Determine how many lines include the string "излъчване". Output that number only.

• **Data records**:
◆ ◆ ◆ ◆ ◆ ◆ ◆

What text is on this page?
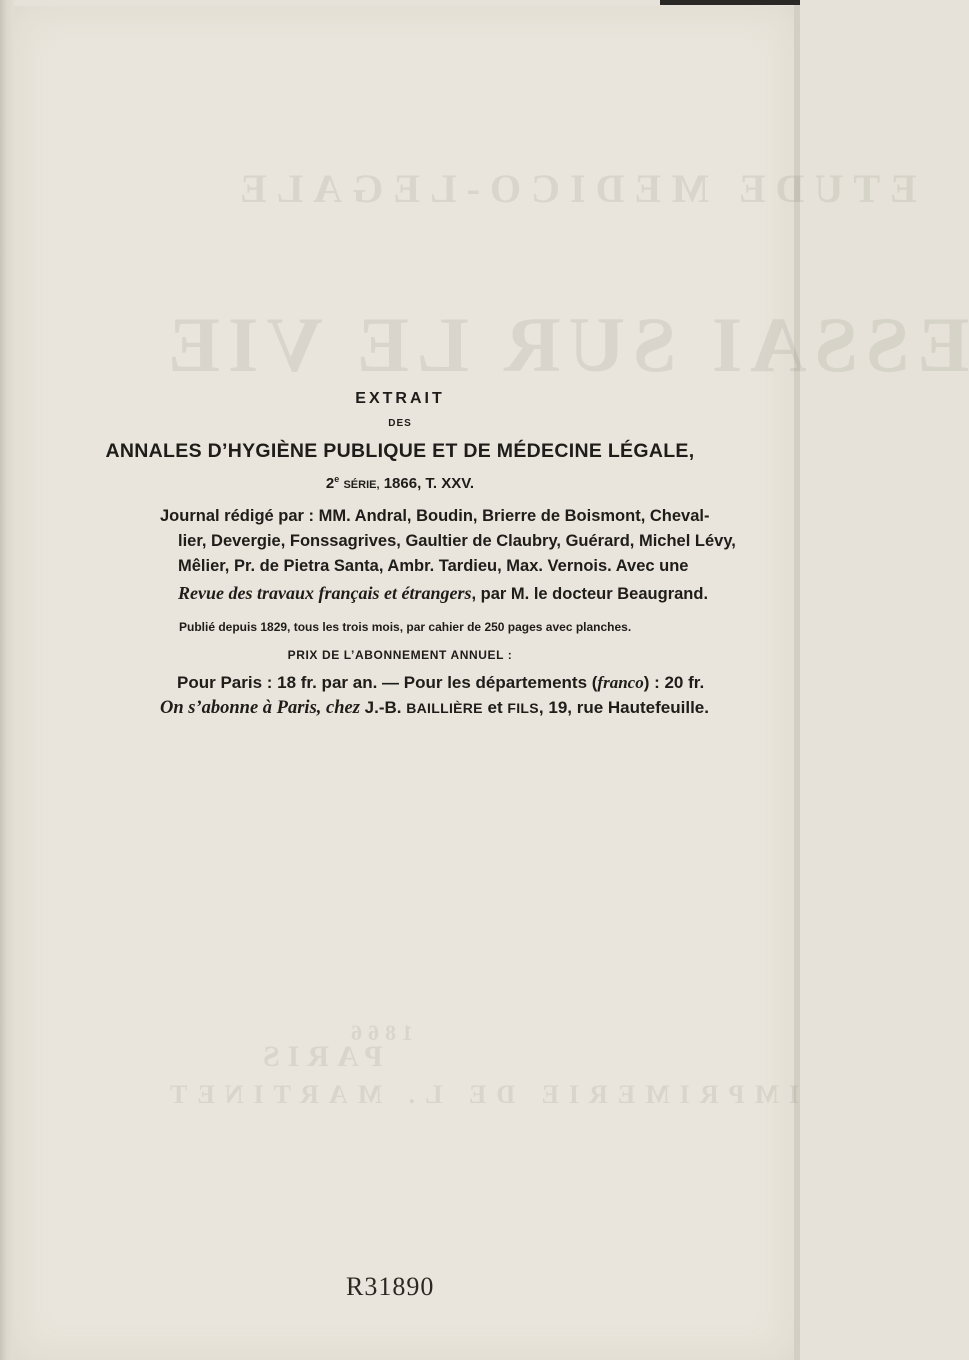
ETUDE MEDICO-LEGALE
ESSAI SUR LE VIE
PARIS
IMPRIMERIE DE L. MARTINET
1866

EXTRAIT

DES

ANNALES D’HYGIÈNE PUBLIQUE ET DE MÉDECINE LÉGALE,

2e SÉRIE, 1866, T. XXV.

Journal rédigé par : MM. Andral, Boudin, Brierre de Boismont, Cheval-

lier, Devergie, Fonssagrives, Gaultier de Claubry, Guérard, Michel Lévy,

Mêlier, Pr. de Pietra Santa, Ambr. Tardieu, Max. Vernois. Avec une

Revue des travaux français et étrangers, par M. le docteur Beaugrand.

Publié depuis 1829, tous les trois mois, par cahier de 250 pages avec planches.

PRIX DE L’ABONNEMENT ANNUEL :

Pour Paris : 18 fr. par an. — Pour les départements (franco) : 20 fr.

On s’abonne à Paris, chez J.-B. BAILLIÈRE et FILS, 19, rue Hautefeuille.

R31890
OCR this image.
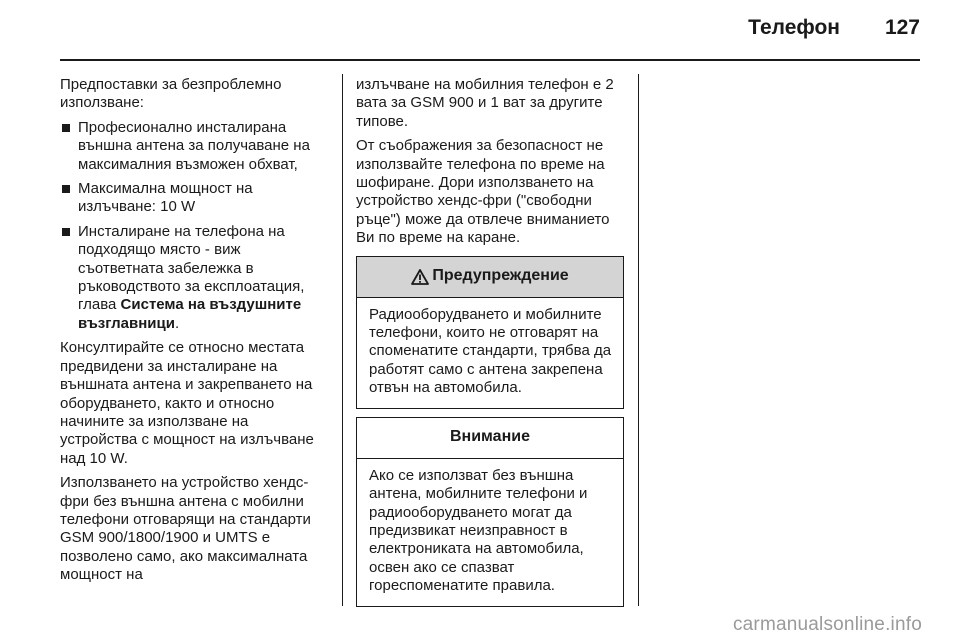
Телефон 127

Предпоставки за безпроблемно използване:

Професионално инсталирана външна антена за получаване на максималния възможен обхват,
Максимална мощност на излъчване: 10 W
Инсталиране на телефона на подходящо място - виж съответната забележка в ръководството за експлоатация, глава Система на въздушните възглавници.

Консултирайте се относно местата предвидени за инсталиране на външната антена и закрепването на оборудването, както и относно начините за използване на устройства с мощност на излъчване над 10 W.

Използването на устройство хендс-фри без външна антена с мобилни телефони отговарящи на стандарти GSM 900/1800/1900 и UMTS е позволено само, ако максималната мощност на

излъчване на мобилния телефон е 2 вата за GSM 900 и 1 ват за другите типове.

От съображения за безопасност не използвайте телефона по време на шофиране. Дори използването на устройство хендс-фри ("свободни ръце") може да отвлече вниманието Ви по време на каране.

Предупреждение
Радиооборудването и мобилните телефони, които не отговарят на споменатите стандарти, трябва да работят само с антена закрепена отвън на автомобила.
Внимание
Ако се използват без външна антена, мобилните телефони и радиооборудването могат да предизвикат неизправност в електрониката на автомобила, освен ако се спазват гореспоменатите правила.
carmanualsonline.info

◆ ◆ ◆ ◆ ◆ ◆ ◆

• **Full solution**: 3